→ What this task involves: From the entries provided below, copy each line that contains the word "name".

→ Task data:
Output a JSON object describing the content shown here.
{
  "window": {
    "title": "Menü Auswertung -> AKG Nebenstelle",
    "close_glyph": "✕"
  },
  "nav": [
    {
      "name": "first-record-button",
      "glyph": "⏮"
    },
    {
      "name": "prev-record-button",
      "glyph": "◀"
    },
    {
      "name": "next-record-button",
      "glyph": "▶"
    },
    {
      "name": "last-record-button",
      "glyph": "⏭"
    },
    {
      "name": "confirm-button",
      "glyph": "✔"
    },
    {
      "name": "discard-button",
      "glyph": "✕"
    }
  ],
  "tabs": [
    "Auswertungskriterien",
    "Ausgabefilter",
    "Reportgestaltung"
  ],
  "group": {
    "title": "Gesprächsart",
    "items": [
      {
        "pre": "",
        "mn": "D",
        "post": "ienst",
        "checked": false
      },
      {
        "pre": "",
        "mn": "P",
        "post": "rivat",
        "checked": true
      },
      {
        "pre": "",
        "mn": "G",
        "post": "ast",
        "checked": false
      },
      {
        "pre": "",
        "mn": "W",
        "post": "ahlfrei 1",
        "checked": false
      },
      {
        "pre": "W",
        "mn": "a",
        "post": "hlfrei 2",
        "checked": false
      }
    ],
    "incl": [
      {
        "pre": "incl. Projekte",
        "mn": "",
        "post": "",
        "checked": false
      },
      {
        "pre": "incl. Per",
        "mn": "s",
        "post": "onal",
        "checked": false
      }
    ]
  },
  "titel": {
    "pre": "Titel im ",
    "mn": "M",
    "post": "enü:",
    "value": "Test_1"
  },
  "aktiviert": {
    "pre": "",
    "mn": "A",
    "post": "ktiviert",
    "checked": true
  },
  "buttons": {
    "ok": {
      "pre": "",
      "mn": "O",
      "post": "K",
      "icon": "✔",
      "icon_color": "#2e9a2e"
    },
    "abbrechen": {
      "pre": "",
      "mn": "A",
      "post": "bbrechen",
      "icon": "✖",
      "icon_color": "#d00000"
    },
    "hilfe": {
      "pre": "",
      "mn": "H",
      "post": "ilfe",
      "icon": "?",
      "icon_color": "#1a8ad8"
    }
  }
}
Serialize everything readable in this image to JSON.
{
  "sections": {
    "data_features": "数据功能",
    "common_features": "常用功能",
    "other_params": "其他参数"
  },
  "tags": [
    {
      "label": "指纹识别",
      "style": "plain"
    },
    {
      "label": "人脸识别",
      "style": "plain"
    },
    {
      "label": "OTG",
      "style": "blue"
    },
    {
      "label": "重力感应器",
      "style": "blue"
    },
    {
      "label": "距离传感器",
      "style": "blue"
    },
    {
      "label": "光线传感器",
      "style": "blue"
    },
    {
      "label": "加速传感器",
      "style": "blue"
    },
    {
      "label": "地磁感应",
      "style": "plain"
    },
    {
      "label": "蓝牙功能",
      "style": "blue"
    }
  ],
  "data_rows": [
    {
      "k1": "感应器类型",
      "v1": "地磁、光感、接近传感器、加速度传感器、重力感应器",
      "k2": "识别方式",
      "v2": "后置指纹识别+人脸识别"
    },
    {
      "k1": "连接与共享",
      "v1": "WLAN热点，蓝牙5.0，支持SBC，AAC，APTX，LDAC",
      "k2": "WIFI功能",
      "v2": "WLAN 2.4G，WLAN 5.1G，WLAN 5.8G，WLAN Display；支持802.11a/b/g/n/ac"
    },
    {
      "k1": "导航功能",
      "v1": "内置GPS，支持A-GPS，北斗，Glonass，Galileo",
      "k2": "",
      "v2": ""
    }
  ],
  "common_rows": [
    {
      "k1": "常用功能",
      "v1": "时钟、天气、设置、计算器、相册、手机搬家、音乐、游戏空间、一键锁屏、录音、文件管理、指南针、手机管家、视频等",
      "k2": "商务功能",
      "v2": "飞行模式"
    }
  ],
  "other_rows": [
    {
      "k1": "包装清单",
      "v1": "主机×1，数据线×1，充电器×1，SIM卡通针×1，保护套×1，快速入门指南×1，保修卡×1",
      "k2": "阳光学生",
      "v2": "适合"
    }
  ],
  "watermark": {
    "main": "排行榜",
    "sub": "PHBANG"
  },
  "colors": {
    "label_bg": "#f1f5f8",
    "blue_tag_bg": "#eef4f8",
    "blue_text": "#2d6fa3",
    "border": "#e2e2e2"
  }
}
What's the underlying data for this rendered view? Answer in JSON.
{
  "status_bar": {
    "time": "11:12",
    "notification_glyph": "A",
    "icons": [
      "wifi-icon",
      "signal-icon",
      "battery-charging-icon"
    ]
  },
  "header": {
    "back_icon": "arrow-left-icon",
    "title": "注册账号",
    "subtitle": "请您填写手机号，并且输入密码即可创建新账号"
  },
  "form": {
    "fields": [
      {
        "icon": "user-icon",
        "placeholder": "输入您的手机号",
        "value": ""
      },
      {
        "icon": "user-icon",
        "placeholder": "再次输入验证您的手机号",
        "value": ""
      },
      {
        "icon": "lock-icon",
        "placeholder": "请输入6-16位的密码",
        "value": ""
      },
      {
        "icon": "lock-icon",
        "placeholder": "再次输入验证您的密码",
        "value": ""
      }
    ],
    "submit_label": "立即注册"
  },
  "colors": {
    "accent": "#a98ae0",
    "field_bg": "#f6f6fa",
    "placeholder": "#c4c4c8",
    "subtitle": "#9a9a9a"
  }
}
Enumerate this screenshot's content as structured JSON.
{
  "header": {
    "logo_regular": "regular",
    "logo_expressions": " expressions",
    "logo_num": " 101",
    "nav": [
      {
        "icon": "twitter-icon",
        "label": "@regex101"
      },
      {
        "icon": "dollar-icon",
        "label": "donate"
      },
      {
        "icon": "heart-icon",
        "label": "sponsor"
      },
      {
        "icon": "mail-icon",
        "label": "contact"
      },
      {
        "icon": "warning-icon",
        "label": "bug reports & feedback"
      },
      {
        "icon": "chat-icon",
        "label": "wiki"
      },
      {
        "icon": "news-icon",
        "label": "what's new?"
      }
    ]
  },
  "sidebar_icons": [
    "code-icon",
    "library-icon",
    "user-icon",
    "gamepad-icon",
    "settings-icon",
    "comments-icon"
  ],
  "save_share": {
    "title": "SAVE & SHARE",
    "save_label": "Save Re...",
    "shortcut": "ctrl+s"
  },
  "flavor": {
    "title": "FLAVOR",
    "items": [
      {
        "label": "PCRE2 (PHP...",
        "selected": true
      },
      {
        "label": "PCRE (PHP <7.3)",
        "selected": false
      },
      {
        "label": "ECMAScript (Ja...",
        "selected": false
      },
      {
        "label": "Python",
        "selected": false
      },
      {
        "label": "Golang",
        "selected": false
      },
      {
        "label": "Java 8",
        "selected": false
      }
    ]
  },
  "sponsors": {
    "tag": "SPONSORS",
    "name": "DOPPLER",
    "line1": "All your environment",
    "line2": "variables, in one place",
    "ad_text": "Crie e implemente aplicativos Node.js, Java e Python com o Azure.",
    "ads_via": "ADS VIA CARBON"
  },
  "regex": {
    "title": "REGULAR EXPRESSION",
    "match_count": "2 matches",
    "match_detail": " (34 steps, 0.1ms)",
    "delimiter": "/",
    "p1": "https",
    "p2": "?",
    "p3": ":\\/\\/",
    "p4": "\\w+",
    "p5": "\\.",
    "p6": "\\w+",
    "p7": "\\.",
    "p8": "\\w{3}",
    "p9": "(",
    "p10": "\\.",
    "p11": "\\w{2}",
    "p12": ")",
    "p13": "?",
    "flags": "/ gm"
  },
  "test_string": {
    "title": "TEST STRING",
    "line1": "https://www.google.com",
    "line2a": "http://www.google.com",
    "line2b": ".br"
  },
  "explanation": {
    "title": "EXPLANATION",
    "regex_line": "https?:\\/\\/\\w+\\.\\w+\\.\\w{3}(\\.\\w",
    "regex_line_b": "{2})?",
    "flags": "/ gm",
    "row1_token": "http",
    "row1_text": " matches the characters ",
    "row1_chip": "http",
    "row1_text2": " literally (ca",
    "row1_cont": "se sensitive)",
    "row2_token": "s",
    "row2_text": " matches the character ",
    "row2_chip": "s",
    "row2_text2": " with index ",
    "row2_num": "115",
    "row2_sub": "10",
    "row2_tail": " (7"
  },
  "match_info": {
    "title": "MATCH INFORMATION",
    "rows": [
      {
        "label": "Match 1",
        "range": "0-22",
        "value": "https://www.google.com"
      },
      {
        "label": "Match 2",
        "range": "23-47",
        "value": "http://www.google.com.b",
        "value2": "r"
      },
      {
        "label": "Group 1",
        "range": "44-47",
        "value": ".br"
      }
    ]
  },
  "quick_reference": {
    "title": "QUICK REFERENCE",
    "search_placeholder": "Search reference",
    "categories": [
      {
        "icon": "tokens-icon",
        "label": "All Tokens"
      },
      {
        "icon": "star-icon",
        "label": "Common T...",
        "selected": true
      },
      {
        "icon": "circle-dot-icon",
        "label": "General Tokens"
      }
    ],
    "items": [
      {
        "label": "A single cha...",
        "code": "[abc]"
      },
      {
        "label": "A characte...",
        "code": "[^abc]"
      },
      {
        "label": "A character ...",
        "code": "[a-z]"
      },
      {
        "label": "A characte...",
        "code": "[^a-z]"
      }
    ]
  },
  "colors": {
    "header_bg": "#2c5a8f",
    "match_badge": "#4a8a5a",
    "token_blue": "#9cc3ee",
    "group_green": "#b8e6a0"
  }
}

→ Answer below:
      "name": "first-record-button",
      "name": "prev-record-button",
      "name": "next-record-button",
      "name": "last-record-button",
      "name": "confirm-button",
      "name": "discard-button",
    "name": "DOPPLER",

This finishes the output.